--- START Records for processing ---

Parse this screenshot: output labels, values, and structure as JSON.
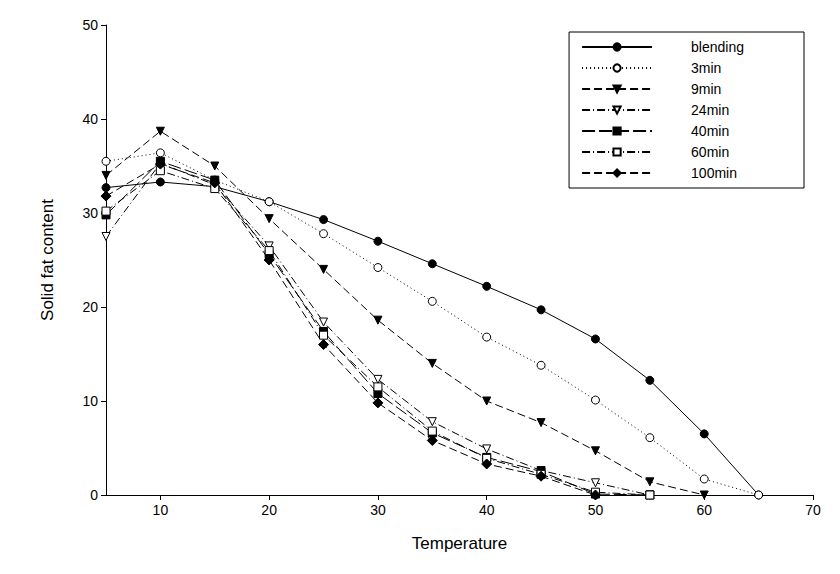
{
  "chart_data": {
    "type": "line",
    "x_label": "Temperature",
    "y_label": "Solid fat content",
    "x": [
      5,
      10,
      15,
      20,
      25,
      30,
      35,
      40,
      45,
      50,
      55,
      60,
      65
    ],
    "xlim": [
      5,
      70
    ],
    "xticks": [
      10,
      20,
      30,
      40,
      50,
      60,
      70
    ],
    "ylim": [
      0,
      50
    ],
    "yticks": [
      0,
      10,
      20,
      30,
      40,
      50
    ],
    "grid": false,
    "legend": "upper right",
    "series": [
      {
        "name": "blending",
        "color": "#000000",
        "marker": "circle",
        "line_style": "solid",
        "values": [
          32.7,
          33.3,
          32.8,
          31.2,
          29.3,
          27.0,
          24.6,
          22.2,
          19.7,
          16.6,
          12.2,
          6.5,
          0
        ]
      },
      {
        "name": "3min",
        "color": "#000000",
        "marker": "circle-open",
        "line_style": "dotted",
        "values": [
          35.5,
          36.4,
          33.5,
          31.2,
          27.8,
          24.2,
          20.6,
          16.8,
          13.8,
          10.1,
          6.1,
          1.7,
          0
        ]
      },
      {
        "name": "9min",
        "color": "#000000",
        "marker": "triangle-down",
        "line_style": "dashed",
        "values": [
          34.0,
          38.7,
          35.0,
          29.4,
          24.0,
          18.6,
          14.0,
          10.0,
          7.7,
          4.7,
          1.4,
          0,
          null
        ]
      },
      {
        "name": "24min",
        "color": "#000000",
        "marker": "triangle-down-open",
        "line_style": "dashdot",
        "values": [
          27.5,
          35.3,
          33.0,
          26.5,
          18.4,
          12.3,
          7.8,
          4.9,
          2.6,
          1.3,
          0,
          null,
          null
        ]
      },
      {
        "name": "40min",
        "color": "#000000",
        "marker": "square",
        "line_style": "longdash",
        "values": [
          29.8,
          35.5,
          33.5,
          25.6,
          17.4,
          10.8,
          6.6,
          4.0,
          2.5,
          0.1,
          0,
          null,
          null
        ]
      },
      {
        "name": "60min",
        "color": "#000000",
        "marker": "square-open",
        "line_style": "dashdot",
        "values": [
          30.2,
          34.5,
          32.6,
          26.0,
          17.0,
          11.5,
          6.8,
          3.9,
          2.2,
          0.3,
          0,
          null,
          null
        ]
      },
      {
        "name": "100min",
        "color": "#000000",
        "marker": "diamond",
        "line_style": "dashed",
        "values": [
          31.8,
          35.2,
          33.2,
          25.0,
          16.0,
          9.8,
          5.8,
          3.3,
          2.0,
          0,
          null,
          null,
          null
        ]
      }
    ]
  }
}
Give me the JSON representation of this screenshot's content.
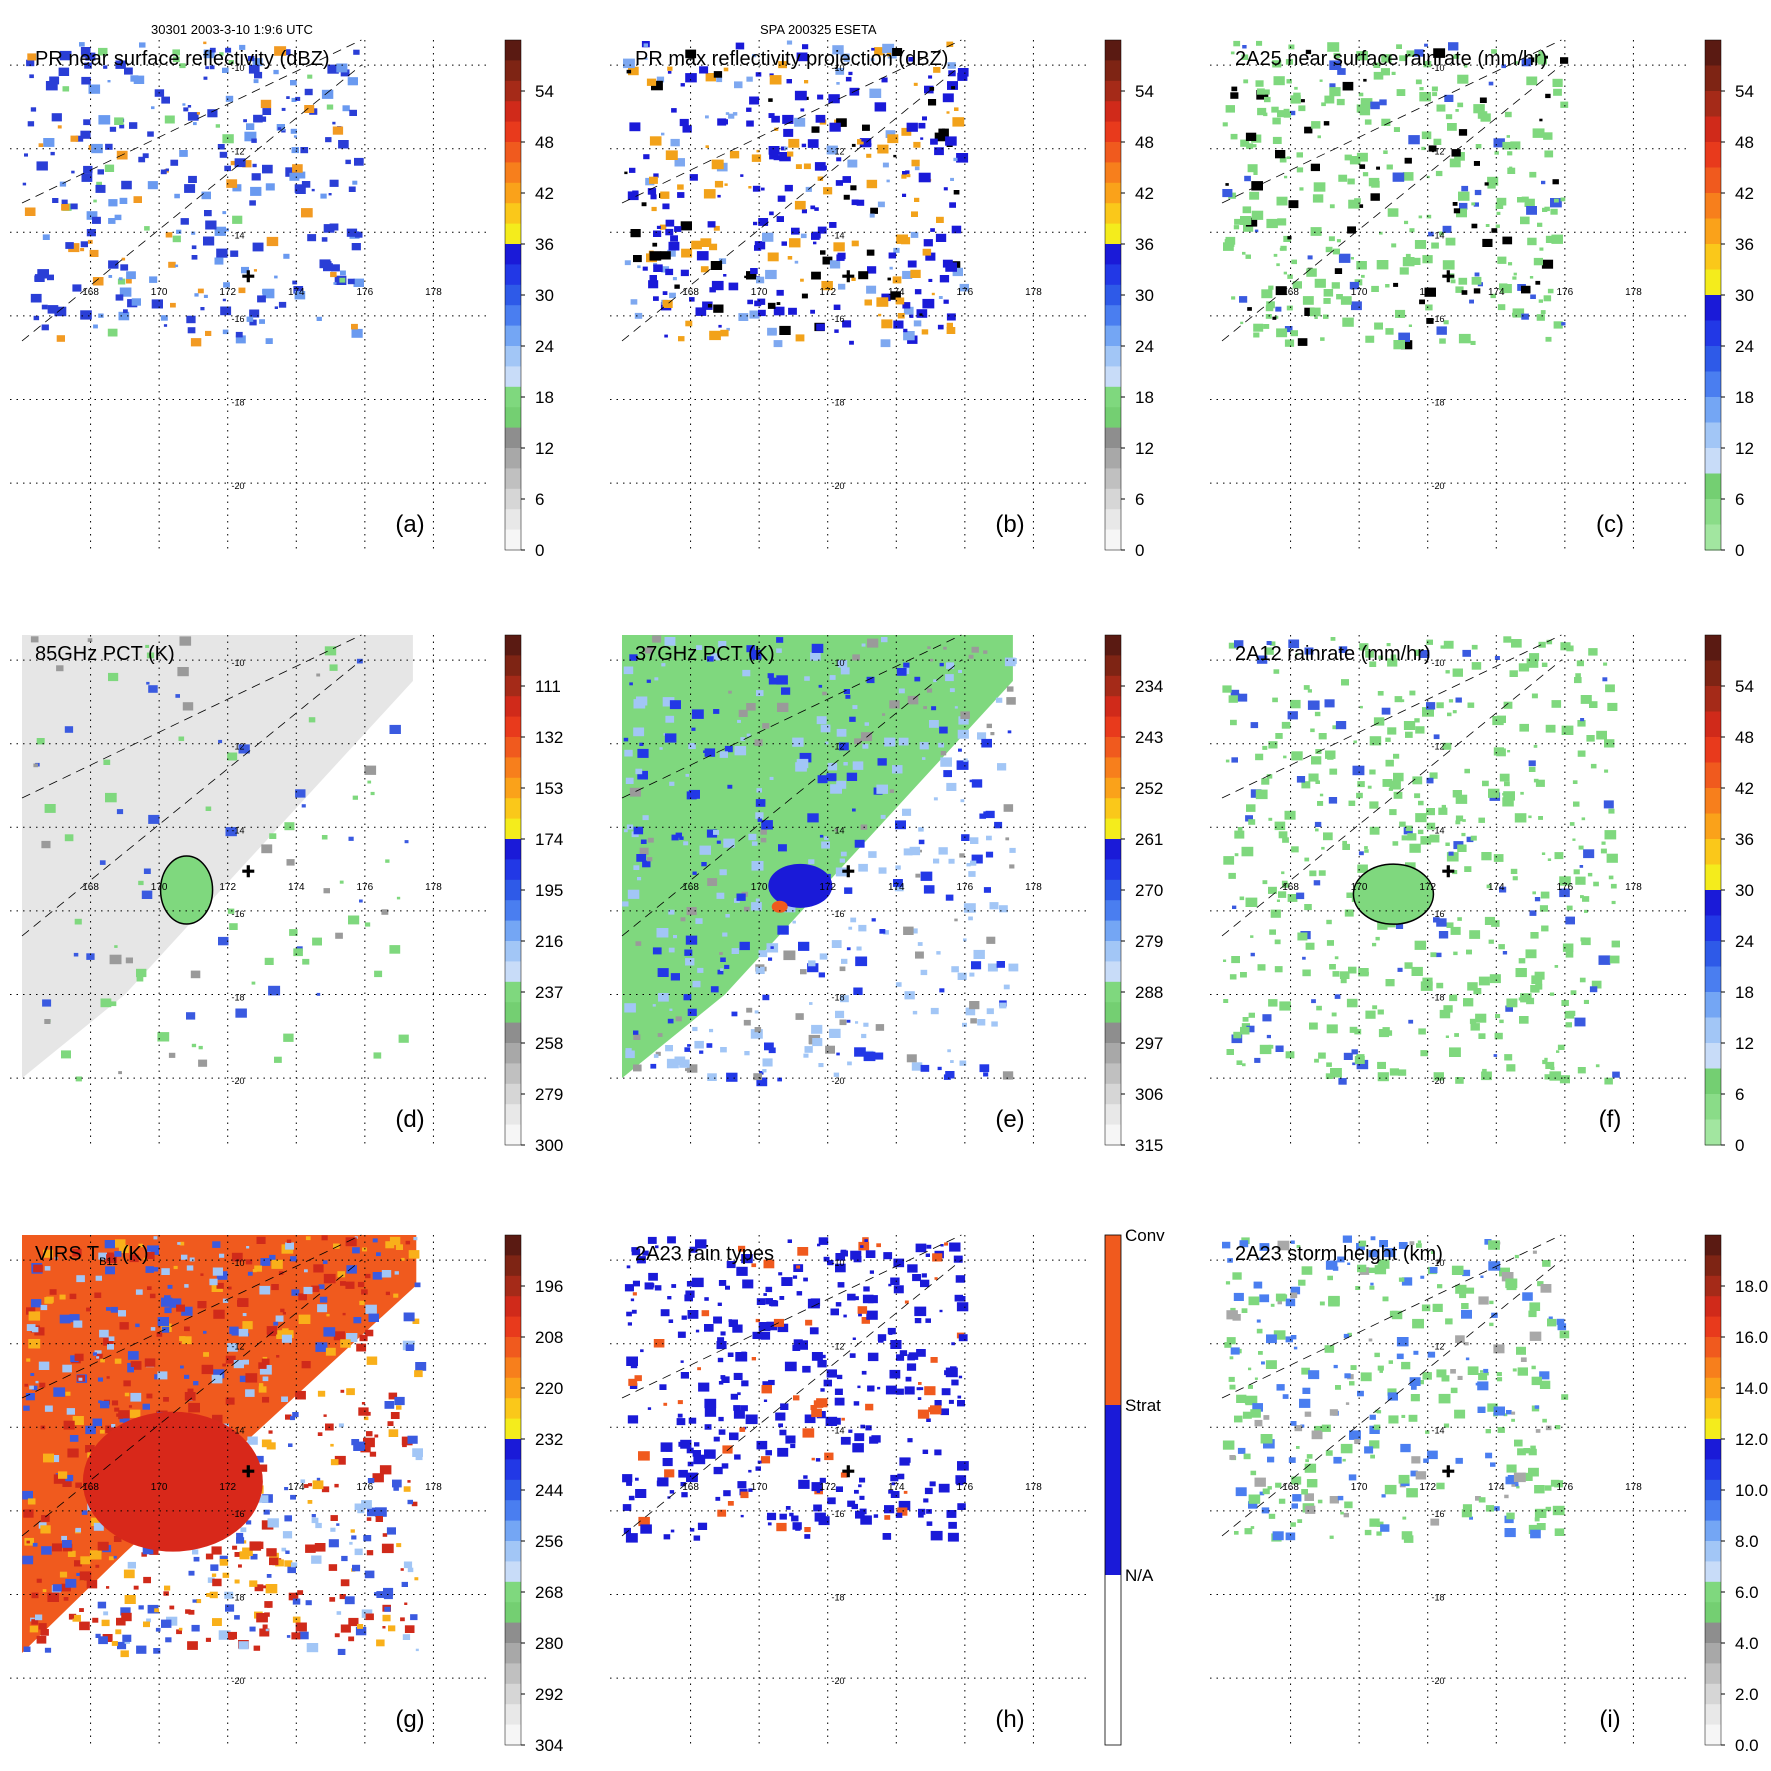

--- END Records for processing ---

**Exercise requirements:**
Identify the lines that hold the word "open". Copy every one of them.

**Output below:**
        "marker": "circle-open",
        "marker": "triangle-down-open",
        "marker": "square-open",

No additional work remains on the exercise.